## RECORDED INFORMATION

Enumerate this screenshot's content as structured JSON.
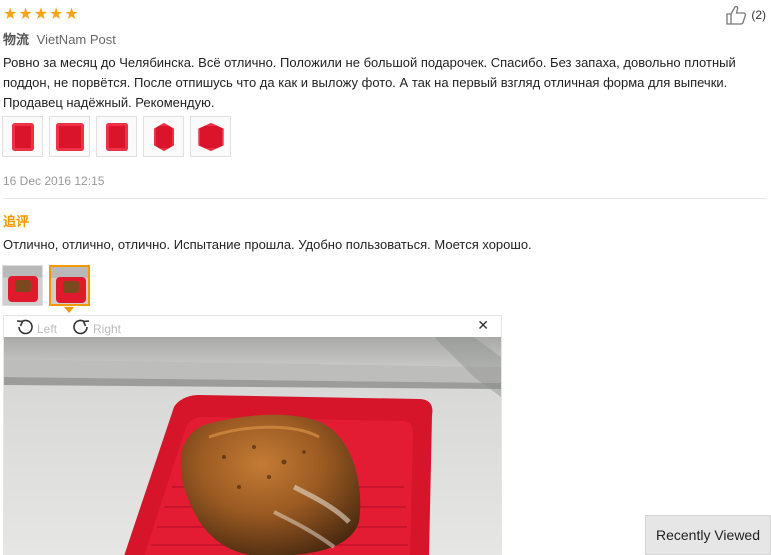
{
  "review": {
    "rating": {
      "value": 5,
      "max": 5,
      "star_glyph": "★"
    },
    "helpful": {
      "icon": "thumbs-up-icon",
      "count_label": "(2)"
    },
    "logistics_label": "物流",
    "logistics_value": "VietNam Post",
    "text": "Ровно за месяц до Челябинска. Всё отлично. Положили не большой подарочек. Спасибо. Без запаха, довольно плотный поддон, не порвётся. После отпишусь что да как и выложу фото. А так на первый взгляд отличная форма для выпечки. Продавец надёжный. Рекомендую.",
    "photo_count": 5,
    "date": "16 Dec 2016 12:15"
  },
  "followup": {
    "label": "追评",
    "text": "Отлично, отлично, отлично. Испытание прошла. Удобно пользоваться. Моется хорошо.",
    "photo_count": 2,
    "active_photo_index": 1
  },
  "viewer": {
    "rotate_left_label": "Left",
    "rotate_right_label": "Right",
    "close_glyph": "✕"
  },
  "recently_viewed_label": "Recently Viewed",
  "colors": {
    "star": "#f7a21b",
    "accent": "#f39800",
    "mold_red": "#d9142b"
  }
}
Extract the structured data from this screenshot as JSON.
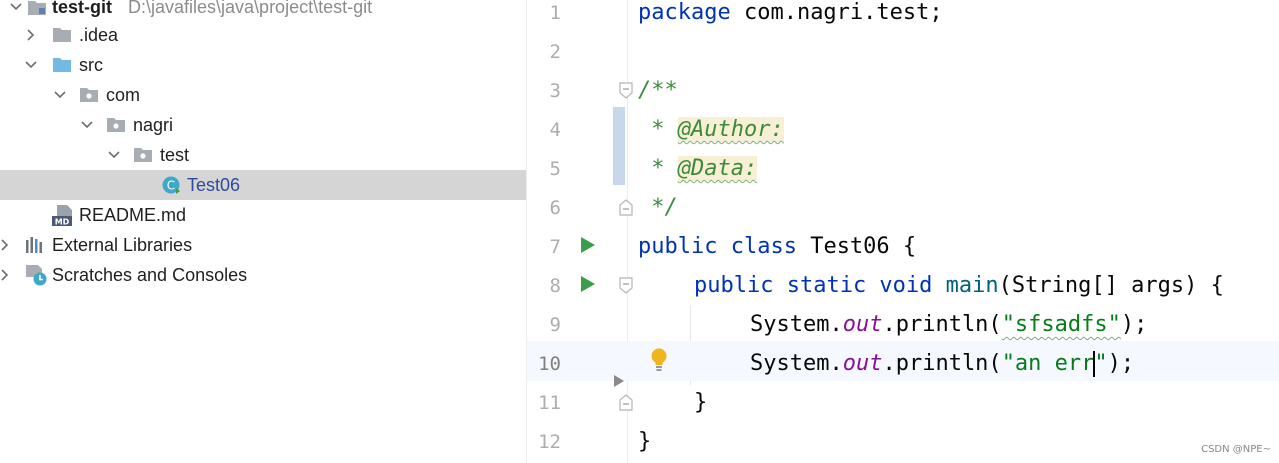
{
  "project_tree": {
    "root": {
      "label": "test-git",
      "path": "D:\\javafiles\\java\\project\\test-git"
    },
    "items": [
      {
        "label": ".idea"
      },
      {
        "label": "src"
      },
      {
        "label": "com"
      },
      {
        "label": "nagri"
      },
      {
        "label": "test"
      },
      {
        "label": "Test06",
        "selected": true
      },
      {
        "label": "README.md"
      },
      {
        "label": "External Libraries"
      },
      {
        "label": "Scratches and Consoles"
      }
    ],
    "md_badge": "MD",
    "class_badge": "C"
  },
  "editor": {
    "current_line": 10,
    "line_numbers": [
      "1",
      "2",
      "3",
      "4",
      "5",
      "6",
      "7",
      "8",
      "9",
      "10",
      "11",
      "12"
    ],
    "code": {
      "l1_kw": "package",
      "l1_rest": " com.nagri.test;",
      "l3": "/**",
      "l4_star": " * ",
      "l4_tag": "@Author:",
      "l5_star": " * ",
      "l5_tag": "@Data:",
      "l6": " */",
      "l7_kw": "public class",
      "l7_rest": " Test06 {",
      "l8_kw": "public static void",
      "l8_fn": "main",
      "l8_rest": "(String[] args) {",
      "l9_sys": "System.",
      "l9_out": "out",
      "l9_call": ".println(",
      "l9_str": "\"sfsadfs\"",
      "l9_end": ");",
      "l10_sys": "System.",
      "l10_out": "out",
      "l10_call": ".println(",
      "l10_str_a": "\"an err",
      "l10_str_b": "\"",
      "l10_end": ");",
      "l11": "}",
      "l12": "}"
    }
  },
  "watermark": "CSDN @NPE~",
  "colors": {
    "keyword": "#0033b3",
    "comment": "#3d8a3d",
    "string": "#067d17",
    "field": "#871094",
    "method": "#00627a",
    "selection": "#d5d5d5",
    "current_line": "#f5f8fe",
    "run": "#3b9e4a",
    "folder": "#a8adb3",
    "source_folder": "#74b9e0"
  }
}
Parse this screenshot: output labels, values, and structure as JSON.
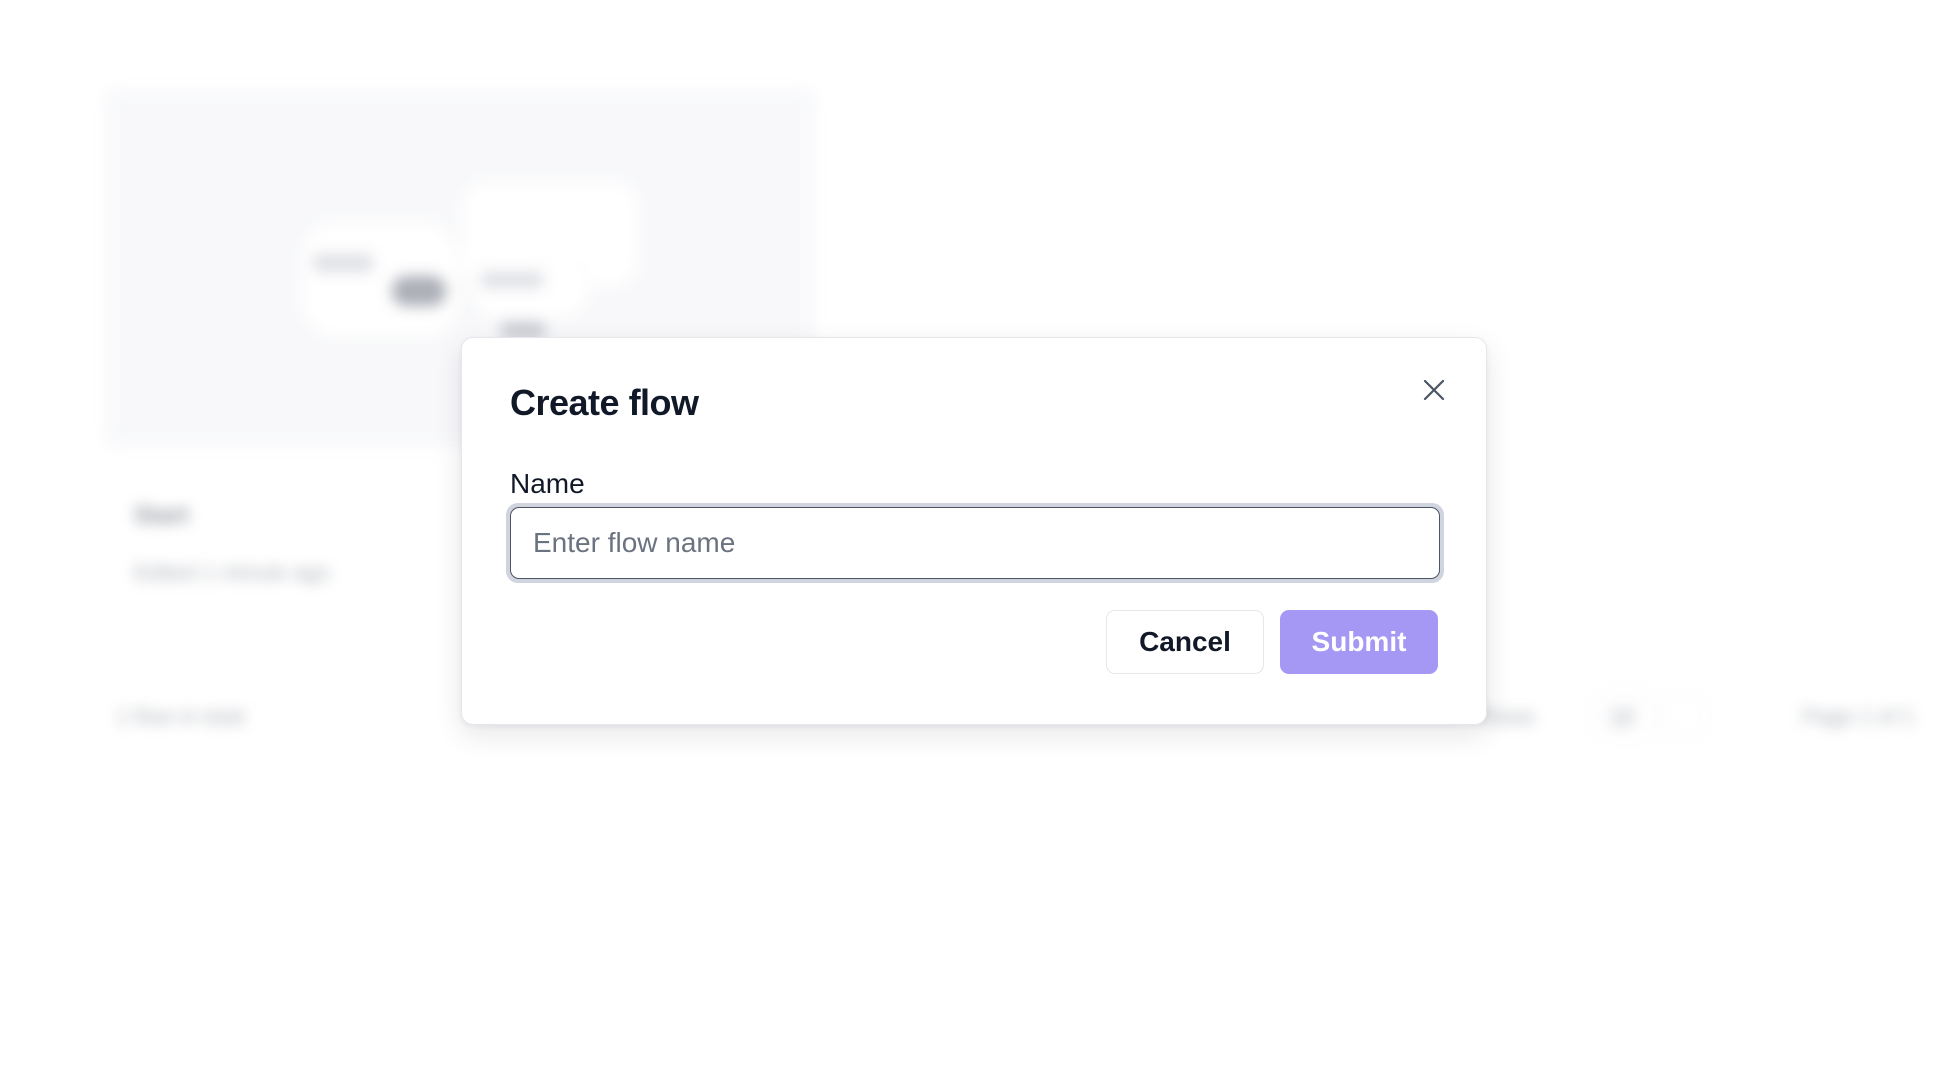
{
  "background": {
    "card_title": "Start",
    "card_subtitle": "Edited 1 minute ago",
    "footer_left": "1 flow in total",
    "footer_rows_label": "Rows",
    "footer_rows_value": "12",
    "footer_page": "Page 1 of 1"
  },
  "dialog": {
    "title": "Create flow",
    "close_icon": "close-icon",
    "name_label": "Name",
    "name_value": "",
    "name_placeholder": "Enter flow name",
    "cancel_label": "Cancel",
    "submit_label": "Submit",
    "submit_disabled": true
  },
  "colors": {
    "accent": "#a598f5",
    "text": "#111827",
    "placeholder": "#6b7280",
    "border": "#e5e7eb"
  }
}
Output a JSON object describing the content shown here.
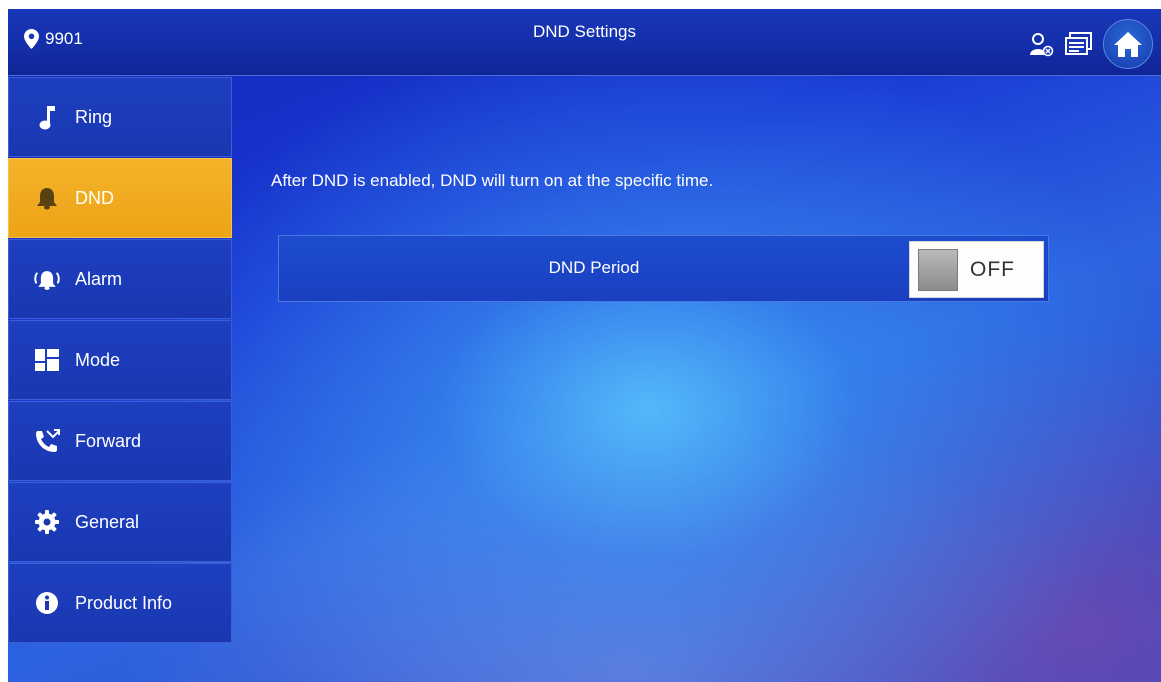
{
  "header": {
    "location_text": "9901",
    "title": "DND Settings",
    "icons": [
      "location-pin-icon",
      "monitor-user-icon",
      "message-icon",
      "home-icon"
    ]
  },
  "sidebar": {
    "items": [
      {
        "label": "Ring",
        "icon": "music-note-icon",
        "active": false
      },
      {
        "label": "DND",
        "icon": "bell-icon",
        "active": true
      },
      {
        "label": "Alarm",
        "icon": "alarm-icon",
        "active": false
      },
      {
        "label": "Mode",
        "icon": "grid-icon",
        "active": false
      },
      {
        "label": "Forward",
        "icon": "forward-call-icon",
        "active": false
      },
      {
        "label": "General",
        "icon": "gear-icon",
        "active": false
      },
      {
        "label": "Product Info",
        "icon": "info-icon",
        "active": false
      }
    ]
  },
  "main": {
    "description": "After DND is enabled, DND will turn on at the specific time.",
    "dnd_period": {
      "label": "DND Period",
      "state": "OFF"
    }
  },
  "colors": {
    "accent_active": "#f4b32a",
    "bar_blue": "#1736b8"
  }
}
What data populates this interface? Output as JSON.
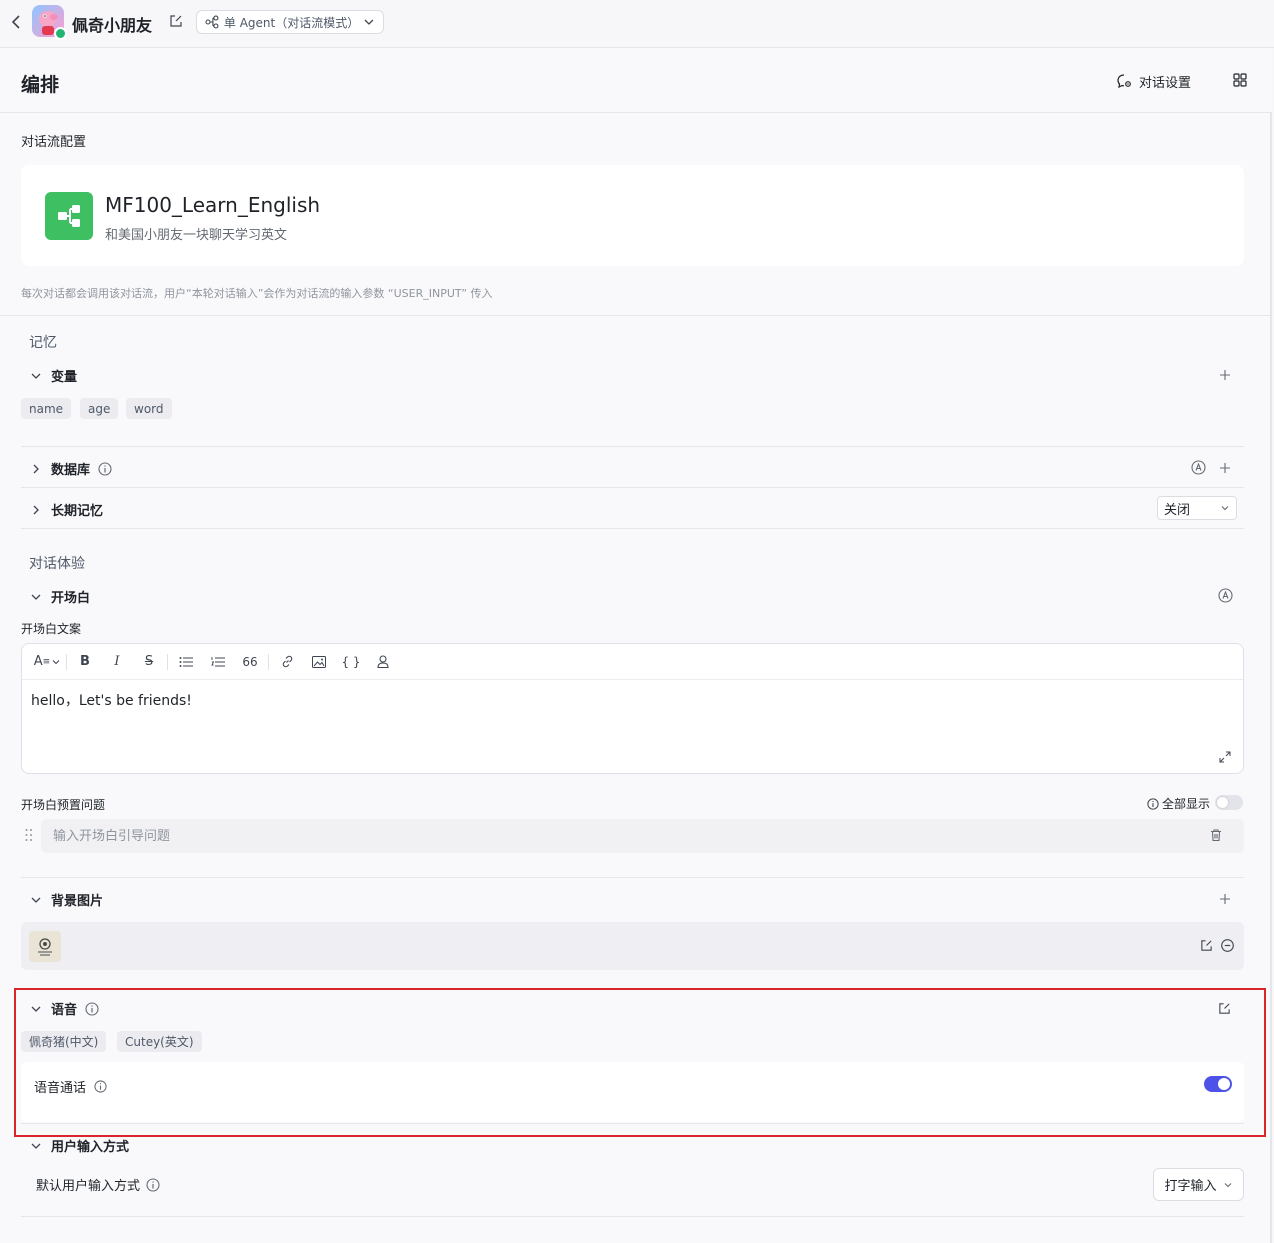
{
  "topbar": {
    "bot_name": "佩奇小朋友",
    "mode": "单 Agent（对话流模式）"
  },
  "header": {
    "title": "编排",
    "dialog_settings": "对话设置"
  },
  "flow": {
    "section_label": "对话流配置",
    "name": "MF100_Learn_English",
    "description": "和美国小朋友一块聊天学习英文",
    "note": "每次对话都会调用该对话流，用户“本轮对话输入”会作为对话流的输入参数 “USER_INPUT” 传入"
  },
  "memory": {
    "group_title": "记忆",
    "variables": {
      "title": "变量",
      "items": [
        "name",
        "age",
        "word"
      ]
    },
    "database": {
      "title": "数据库"
    },
    "long_term": {
      "title": "长期记忆",
      "value": "关闭"
    }
  },
  "experience": {
    "group_title": "对话体验",
    "opening": {
      "title": "开场白",
      "copy_label": "开场白文案",
      "content": "hello，Let's be friends!",
      "preset_label": "开场白预置问题",
      "show_all": "全部显示",
      "preset_placeholder": "输入开场白引导问题"
    },
    "background": {
      "title": "背景图片"
    },
    "voice": {
      "title": "语音",
      "voices": [
        "佩奇猪(中文)",
        "Cutey(英文)"
      ],
      "call_label": "语音通话",
      "call_enabled": true
    },
    "user_input": {
      "title": "用户输入方式",
      "default_label": "默认用户输入方式",
      "value": "打字输入"
    }
  },
  "colors": {
    "accent": "#4d53e8",
    "flow_icon": "#3dbf62",
    "highlight_border": "#d9262c"
  }
}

## AIM
Can you retype every record above exactly, leaving out the pictures?

## SOLUTION
Enumerate this screenshot's content as structured JSON.
{
  "review": {
    "rating": {
      "value": 5,
      "max": 5,
      "star_glyph": "★"
    },
    "helpful": {
      "icon": "thumbs-up-icon",
      "count_label": "(2)"
    },
    "logistics_label": "物流",
    "logistics_value": "VietNam Post",
    "text": "Ровно за месяц до Челябинска. Всё отлично. Положили не большой подарочек. Спасибо. Без запаха, довольно плотный поддон, не порвётся. После отпишусь что да как и выложу фото. А так на первый взгляд отличная форма для выпечки. Продавец надёжный. Рекомендую.",
    "photo_count": 5,
    "date": "16 Dec 2016 12:15"
  },
  "followup": {
    "label": "追评",
    "text": "Отлично, отлично, отлично. Испытание прошла. Удобно пользоваться. Моется хорошо.",
    "photo_count": 2,
    "active_photo_index": 1
  },
  "viewer": {
    "rotate_left_label": "Left",
    "rotate_right_label": "Right",
    "close_glyph": "✕"
  },
  "recently_viewed_label": "Recently Viewed",
  "colors": {
    "star": "#f7a21b",
    "accent": "#f39800",
    "mold_red": "#d9142b"
  }
}
Extract the structured data from this screenshot as JSON.
{
  "project_tree": {
    "root": {
      "label": "test-git",
      "path": "D:\\javafiles\\java\\project\\test-git"
    },
    "items": [
      {
        "label": ".idea"
      },
      {
        "label": "src"
      },
      {
        "label": "com"
      },
      {
        "label": "nagri"
      },
      {
        "label": "test"
      },
      {
        "label": "Test06",
        "selected": true
      },
      {
        "label": "README.md"
      },
      {
        "label": "External Libraries"
      },
      {
        "label": "Scratches and Consoles"
      }
    ],
    "md_badge": "MD",
    "class_badge": "C"
  },
  "editor": {
    "current_line": 10,
    "line_numbers": [
      "1",
      "2",
      "3",
      "4",
      "5",
      "6",
      "7",
      "8",
      "9",
      "10",
      "11",
      "12"
    ],
    "code": {
      "l1_kw": "package",
      "l1_rest": " com.nagri.test;",
      "l3": "/**",
      "l4_star": " * ",
      "l4_tag": "@Author:",
      "l5_star": " * ",
      "l5_tag": "@Data:",
      "l6": " */",
      "l7_kw": "public class",
      "l7_rest": " Test06 {",
      "l8_kw": "public static void",
      "l8_fn": "main",
      "l8_rest": "(String[] args) {",
      "l9_sys": "System.",
      "l9_out": "out",
      "l9_call": ".println(",
      "l9_str": "\"sfsadfs\"",
      "l9_end": ");",
      "l10_sys": "System.",
      "l10_out": "out",
      "l10_call": ".println(",
      "l10_str_a": "\"an err",
      "l10_str_b": "\"",
      "l10_end": ");",
      "l11": "}",
      "l12": "}"
    }
  },
  "watermark": "CSDN @NPE~",
  "colors": {
    "keyword": "#0033b3",
    "comment": "#3d8a3d",
    "string": "#067d17",
    "field": "#871094",
    "method": "#00627a",
    "selection": "#d5d5d5",
    "current_line": "#f5f8fe",
    "run": "#3b9e4a",
    "folder": "#a8adb3",
    "source_folder": "#74b9e0"
  }
}
Parse this screenshot: output labels, values, and structure as JSON.
{
  "background": {
    "card_title": "Start",
    "card_subtitle": "Edited 1 minute ago",
    "footer_left": "1 flow in total",
    "footer_rows_label": "Rows",
    "footer_rows_value": "12",
    "footer_page": "Page 1 of 1"
  },
  "dialog": {
    "title": "Create flow",
    "close_icon": "close-icon",
    "name_label": "Name",
    "name_value": "",
    "name_placeholder": "Enter flow name",
    "cancel_label": "Cancel",
    "submit_label": "Submit",
    "submit_disabled": true
  },
  "colors": {
    "accent": "#a598f5",
    "text": "#111827",
    "placeholder": "#6b7280",
    "border": "#e5e7eb"
  }
}
Output a JSON object describing the content shown here.
{
  "header": {
    "location_text": "9901",
    "title": "DND Settings",
    "icons": [
      "location-pin-icon",
      "monitor-user-icon",
      "message-icon",
      "home-icon"
    ]
  },
  "sidebar": {
    "items": [
      {
        "label": "Ring",
        "icon": "music-note-icon",
        "active": false
      },
      {
        "label": "DND",
        "icon": "bell-icon",
        "active": true
      },
      {
        "label": "Alarm",
        "icon": "alarm-icon",
        "active": false
      },
      {
        "label": "Mode",
        "icon": "grid-icon",
        "active": false
      },
      {
        "label": "Forward",
        "icon": "forward-call-icon",
        "active": false
      },
      {
        "label": "General",
        "icon": "gear-icon",
        "active": false
      },
      {
        "label": "Product Info",
        "icon": "info-icon",
        "active": false
      }
    ]
  },
  "main": {
    "description": "After DND is enabled, DND will turn on at the specific time.",
    "dnd_period": {
      "label": "DND Period",
      "state": "OFF"
    }
  },
  "colors": {
    "accent_active": "#f4b32a",
    "bar_blue": "#1736b8"
  }
}
What data populates this interface? Output as JSON.
{
  "topbar": {
    "bot_name": "佩奇小朋友",
    "mode": "单 Agent（对话流模式）"
  },
  "header": {
    "title": "编排",
    "dialog_settings": "对话设置"
  },
  "flow": {
    "section_label": "对话流配置",
    "name": "MF100_Learn_English",
    "description": "和美国小朋友一块聊天学习英文",
    "note": "每次对话都会调用该对话流，用户“本轮对话输入”会作为对话流的输入参数 “USER_INPUT” 传入"
  },
  "memory": {
    "group_title": "记忆",
    "variables": {
      "title": "变量",
      "items": [
        "name",
        "age",
        "word"
      ]
    },
    "database": {
      "title": "数据库"
    },
    "long_term": {
      "title": "长期记忆",
      "value": "关闭"
    }
  },
  "experience": {
    "group_title": "对话体验",
    "opening": {
      "title": "开场白",
      "copy_label": "开场白文案",
      "content": "hello，Let's be friends!",
      "preset_label": "开场白预置问题",
      "show_all": "全部显示",
      "preset_placeholder": "输入开场白引导问题"
    },
    "background": {
      "title": "背景图片"
    },
    "voice": {
      "title": "语音",
      "voices": [
        "佩奇猪(中文)",
        "Cutey(英文)"
      ],
      "call_label": "语音通话",
      "call_enabled": true
    },
    "user_input": {
      "title": "用户输入方式",
      "default_label": "默认用户输入方式",
      "value": "打字输入"
    }
  },
  "colors": {
    "accent": "#4d53e8",
    "flow_icon": "#3dbf62",
    "highlight_border": "#d9262c"
  }
}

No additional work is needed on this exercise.